# [WHAT YOU NEED TO DO]
In the entries below, find the lines with the word "einfügen" and copy them.

# [DATASET RECORDS]

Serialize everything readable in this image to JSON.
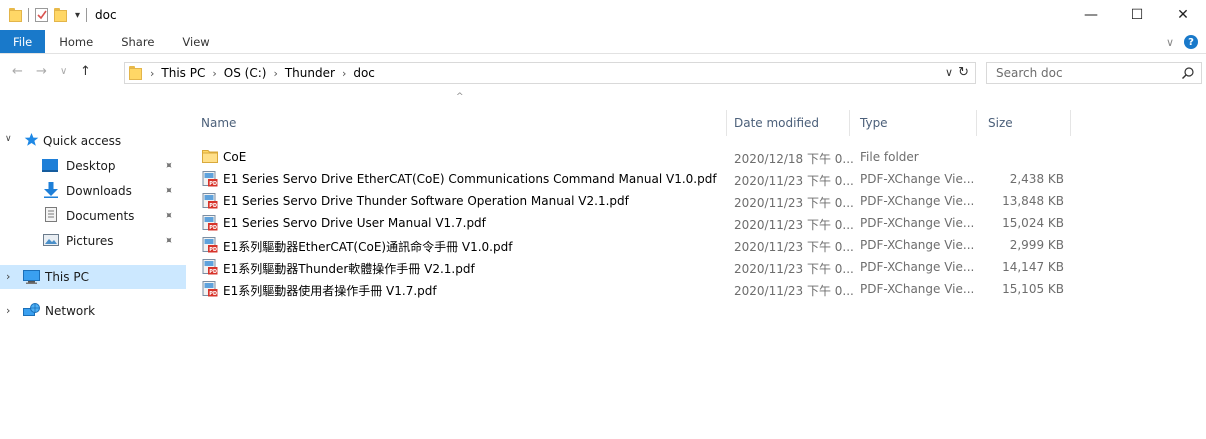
{
  "window": {
    "title": "doc",
    "minimize_symbol": "—",
    "maximize_symbol": "☐",
    "close_symbol": "✕"
  },
  "ribbon": {
    "tabs": [
      "File",
      "Home",
      "Share",
      "View"
    ],
    "expand_symbol": "∨",
    "help_symbol": "?"
  },
  "address": {
    "crumbs": [
      "This PC",
      "OS (C:)",
      "Thunder",
      "doc"
    ],
    "separator": "›",
    "dropdown_symbol": "∨",
    "refresh_symbol": "↻"
  },
  "nav_buttons": {
    "back": "←",
    "forward": "→",
    "recent": "∨",
    "up": "↑"
  },
  "search": {
    "placeholder": "Search doc"
  },
  "navpane": {
    "quick_access": "Quick access",
    "items": [
      "Desktop",
      "Downloads",
      "Documents",
      "Pictures"
    ],
    "this_pc": "This PC",
    "network": "Network",
    "pin_symbol": "📌",
    "expanded_symbol": "∨",
    "collapsed_symbol": "›"
  },
  "columns": {
    "name": "Name",
    "date": "Date modified",
    "type": "Type",
    "size": "Size",
    "sort_symbol": "^"
  },
  "files": [
    {
      "name": "CoE",
      "date": "2020/12/18 下午 0...",
      "type": "File folder",
      "size": "",
      "kind": "folder"
    },
    {
      "name": "E1 Series Servo Drive EtherCAT(CoE) Communications Command Manual V1.0.pdf",
      "date": "2020/11/23 下午 0...",
      "type": "PDF-XChange Vie...",
      "size": "2,438 KB",
      "kind": "pdf"
    },
    {
      "name": "E1 Series Servo Drive Thunder Software Operation Manual V2.1.pdf",
      "date": "2020/11/23 下午 0...",
      "type": "PDF-XChange Vie...",
      "size": "13,848 KB",
      "kind": "pdf"
    },
    {
      "name": "E1 Series Servo Drive User Manual V1.7.pdf",
      "date": "2020/11/23 下午 0...",
      "type": "PDF-XChange Vie...",
      "size": "15,024 KB",
      "kind": "pdf"
    },
    {
      "name": "E1系列驅動器EtherCAT(CoE)通訊命令手冊 V1.0.pdf",
      "date": "2020/11/23 下午 0...",
      "type": "PDF-XChange Vie...",
      "size": "2,999 KB",
      "kind": "pdf"
    },
    {
      "name": "E1系列驅動器Thunder軟體操作手冊 V2.1.pdf",
      "date": "2020/11/23 下午 0...",
      "type": "PDF-XChange Vie...",
      "size": "14,147 KB",
      "kind": "pdf"
    },
    {
      "name": "E1系列驅動器使用者操作手冊 V1.7.pdf",
      "date": "2020/11/23 下午 0...",
      "type": "PDF-XChange Vie...",
      "size": "15,105 KB",
      "kind": "pdf"
    }
  ],
  "colors": {
    "accent": "#1979ca",
    "selection": "#cce8ff",
    "folder": "#ffd766"
  }
}
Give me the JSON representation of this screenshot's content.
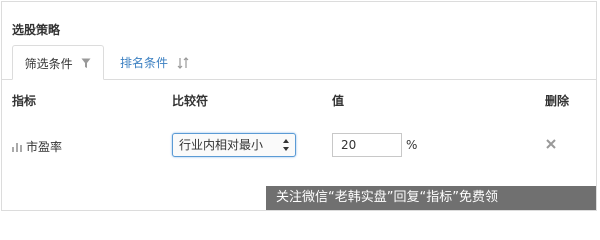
{
  "panel": {
    "title": "选股策略"
  },
  "tabs": [
    {
      "label": "筛选条件",
      "icon": "filter-icon",
      "active": true
    },
    {
      "label": "排名条件",
      "icon": "sort-icon",
      "active": false
    }
  ],
  "table": {
    "headers": {
      "indicator": "指标",
      "comparator": "比较符",
      "value": "值",
      "delete": "删除"
    },
    "rows": [
      {
        "indicator": "市盈率",
        "icon": "bar-chart-icon",
        "comparator": "行业内相对最小",
        "value": "20",
        "unit": "%",
        "delete_icon": "close-icon"
      }
    ]
  },
  "watermark": {
    "text": "关注微信“老韩实盘”回复“指标”免费领"
  },
  "colors": {
    "link": "#3a7fc1",
    "border": "#dcdcdc",
    "select_focus": "#5b9bd5"
  }
}
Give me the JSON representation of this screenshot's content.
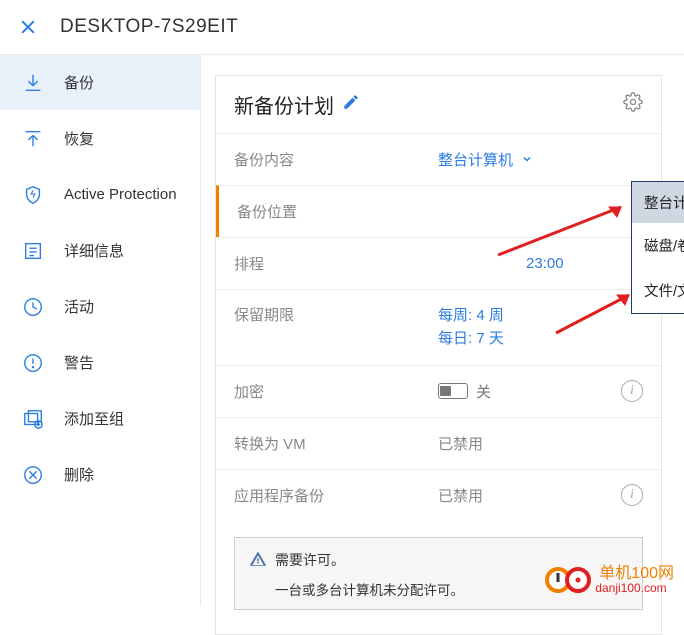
{
  "topbar": {
    "title": "DESKTOP-7S29EIT"
  },
  "sidebar": {
    "items": [
      {
        "label": "备份",
        "icon": "download"
      },
      {
        "label": "恢复",
        "icon": "upload"
      },
      {
        "label": "Active Protection",
        "icon": "shield"
      },
      {
        "label": "详细信息",
        "icon": "details"
      },
      {
        "label": "活动",
        "icon": "clock"
      },
      {
        "label": "警告",
        "icon": "alert"
      },
      {
        "label": "添加至组",
        "icon": "addgroup"
      },
      {
        "label": "删除",
        "icon": "delete"
      }
    ]
  },
  "panel": {
    "title": "新备份计划",
    "settings_icon": "gear",
    "rows": {
      "content": {
        "label": "备份内容",
        "value": "整台计算机"
      },
      "location": {
        "label": "备份位置",
        "value": ""
      },
      "schedule": {
        "label": "排程",
        "value_time": "23:00"
      },
      "retention": {
        "label": "保留期限",
        "line1": "每周: 4 周",
        "line2": "每日: 7 天"
      },
      "encryption": {
        "label": "加密",
        "switch_label": "关"
      },
      "tovm": {
        "label": "转换为 VM",
        "value": "已禁用"
      },
      "appbackup": {
        "label": "应用程序备份",
        "value": "已禁用"
      }
    },
    "dropdown": {
      "selected": "整台计算机",
      "opt1": "磁盘/卷",
      "opt2": "文件/文件夹"
    },
    "notice": {
      "title": "需要许可。",
      "sub": "一台或多台计算机未分配许可。"
    }
  },
  "watermark": {
    "name": "单机100网",
    "domain": "danji100.com"
  }
}
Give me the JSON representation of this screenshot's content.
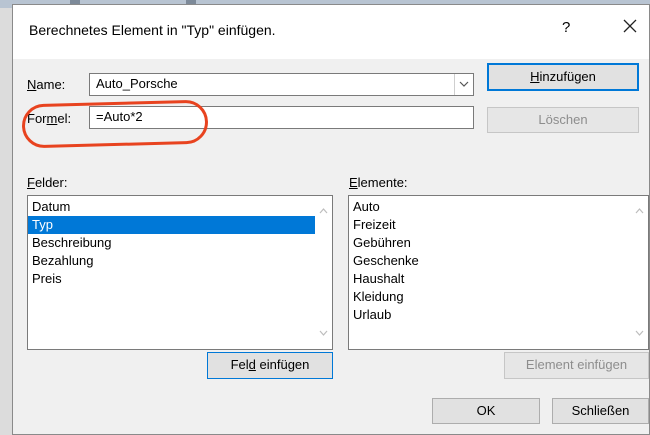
{
  "dialog": {
    "title": "Berechnetes Element in \"Typ\" einfügen.",
    "help_label": "?",
    "close_icon": "close-icon"
  },
  "name_field": {
    "label_prefix": "N",
    "label_rest": "ame:",
    "value": "Auto_Porsche"
  },
  "formula_field": {
    "label_prefix": "For",
    "label_u": "m",
    "label_rest": "el:",
    "value": "=Auto*2"
  },
  "buttons": {
    "add_u": "H",
    "add_rest": "inzufügen",
    "delete": "Löschen",
    "insert_field_pre": "Fel",
    "insert_field_u": "d",
    "insert_field_rest": " einfügen",
    "insert_element": "Element einfügen",
    "ok": "OK",
    "close": "Schließen"
  },
  "fields": {
    "label_u": "F",
    "label_rest": "elder:",
    "items": [
      "Datum",
      "Typ",
      "Beschreibung",
      "Bezahlung",
      "Preis"
    ],
    "selected": "Typ"
  },
  "elements": {
    "label_u": "E",
    "label_rest": "lemente:",
    "items": [
      "Auto",
      "Freizeit",
      "Gebühren",
      "Geschenke",
      "Haushalt",
      "Kleidung",
      "Urlaub"
    ]
  },
  "colors": {
    "selection": "#0078d7",
    "annotation": "#e8431f",
    "default_button_border": "#0078d7"
  }
}
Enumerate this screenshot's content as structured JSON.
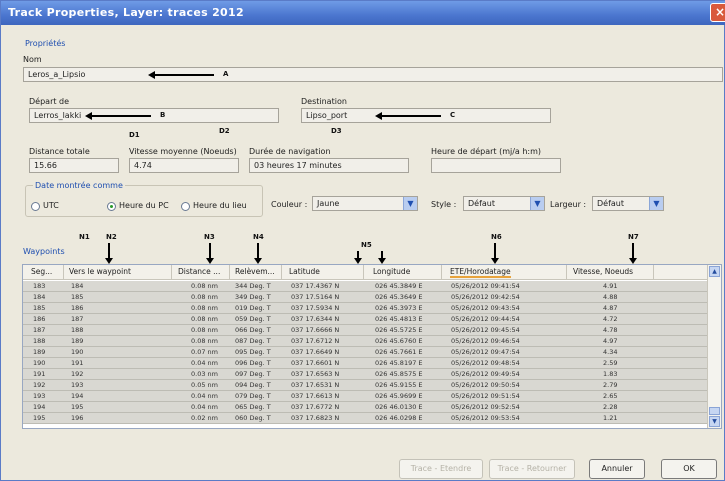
{
  "window": {
    "title": "Track Properties, Layer: traces 2012",
    "close": "×"
  },
  "section": {
    "proprietes": "Propriétés",
    "waypoints": "Waypoints"
  },
  "labels": {
    "nom": "Nom",
    "depart": "Départ de",
    "destination": "Destination",
    "distance": "Distance totale",
    "vitesse": "Vitesse moyenne (Noeuds)",
    "duree": "Durée de navigation",
    "heure_depart": "Heure de départ (mj/a h:m)",
    "date_montree": "Date montrée comme",
    "couleur": "Couleur :",
    "style": "Style :",
    "largeur": "Largeur :"
  },
  "fields": {
    "nom": "Leros_a_Lipsio",
    "depart": "Lerros_lakki",
    "destination": "Lipso_port",
    "distance": "15.66",
    "vitesse": "4.74",
    "duree": "03 heures  17 minutes",
    "heure_depart": ""
  },
  "radios": {
    "utc": "UTC",
    "pc": "Heure du PC",
    "lieu": "Heure du lieu"
  },
  "selects": {
    "couleur": "Jaune",
    "style": "Défaut",
    "largeur": "Défaut",
    "arrow": "▼"
  },
  "annotations": {
    "a": "A",
    "b": "B",
    "c": "C",
    "d1": "D1",
    "d2": "D2",
    "d3": "D3",
    "n1": "N1",
    "n2": "N2",
    "n3": "N3",
    "n4": "N4",
    "n5": "N5",
    "n6": "N6",
    "n7": "N7"
  },
  "table": {
    "headers": [
      "Seg...",
      "Vers le waypoint",
      "Distance ...",
      "Relèvem...",
      "Latitude",
      "Longitude",
      "ETE/Horodatage",
      "Vitesse, Noeuds"
    ],
    "rows": [
      [
        "183",
        "184",
        "0.08 nm",
        "344 Deg. T",
        "037 17.4367 N",
        "026 45.3849 E",
        "05/26/2012 09:41:54",
        "4.91"
      ],
      [
        "184",
        "185",
        "0.08 nm",
        "349 Deg. T",
        "037 17.5164 N",
        "026 45.3649 E",
        "05/26/2012 09:42:54",
        "4.88"
      ],
      [
        "185",
        "186",
        "0.08 nm",
        "019 Deg. T",
        "037 17.5934 N",
        "026 45.3973 E",
        "05/26/2012 09:43:54",
        "4.87"
      ],
      [
        "186",
        "187",
        "0.08 nm",
        "059 Deg. T",
        "037 17.6344 N",
        "026 45.4813 E",
        "05/26/2012 09:44:54",
        "4.72"
      ],
      [
        "187",
        "188",
        "0.08 nm",
        "066 Deg. T",
        "037 17.6666 N",
        "026 45.5725 E",
        "05/26/2012 09:45:54",
        "4.78"
      ],
      [
        "188",
        "189",
        "0.08 nm",
        "087 Deg. T",
        "037 17.6712 N",
        "026 45.6760 E",
        "05/26/2012 09:46:54",
        "4.97"
      ],
      [
        "189",
        "190",
        "0.07 nm",
        "095 Deg. T",
        "037 17.6649 N",
        "026 45.7661 E",
        "05/26/2012 09:47:54",
        "4.34"
      ],
      [
        "190",
        "191",
        "0.04 nm",
        "096 Deg. T",
        "037 17.6601 N",
        "026 45.8197 E",
        "05/26/2012 09:48:54",
        "2.59"
      ],
      [
        "191",
        "192",
        "0.03 nm",
        "097 Deg. T",
        "037 17.6563 N",
        "026 45.8575 E",
        "05/26/2012 09:49:54",
        "1.83"
      ],
      [
        "192",
        "193",
        "0.05 nm",
        "094 Deg. T",
        "037 17.6531 N",
        "026 45.9155 E",
        "05/26/2012 09:50:54",
        "2.79"
      ],
      [
        "193",
        "194",
        "0.04 nm",
        "079 Deg. T",
        "037 17.6613 N",
        "026 45.9699 E",
        "05/26/2012 09:51:54",
        "2.65"
      ],
      [
        "194",
        "195",
        "0.04 nm",
        "065 Deg. T",
        "037 17.6772 N",
        "026 46.0130 E",
        "05/26/2012 09:52:54",
        "2.28"
      ],
      [
        "195",
        "196",
        "0.02 nm",
        "060 Deg. T",
        "037 17.6823 N",
        "026 46.0298 E",
        "05/26/2012 09:53:54",
        "1.21"
      ]
    ]
  },
  "buttons": {
    "trace_etendre": "Trace - Etendre",
    "trace_retourner": "Trace - Retourner",
    "annuler": "Annuler",
    "ok": "OK"
  }
}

# [COMPLETE RESPONSE]
    "title": "Berechnetes Element in \"Typ\" einfügen.",
    "insert_field_rest": " einfügen",
    "insert_element": "Element einfügen",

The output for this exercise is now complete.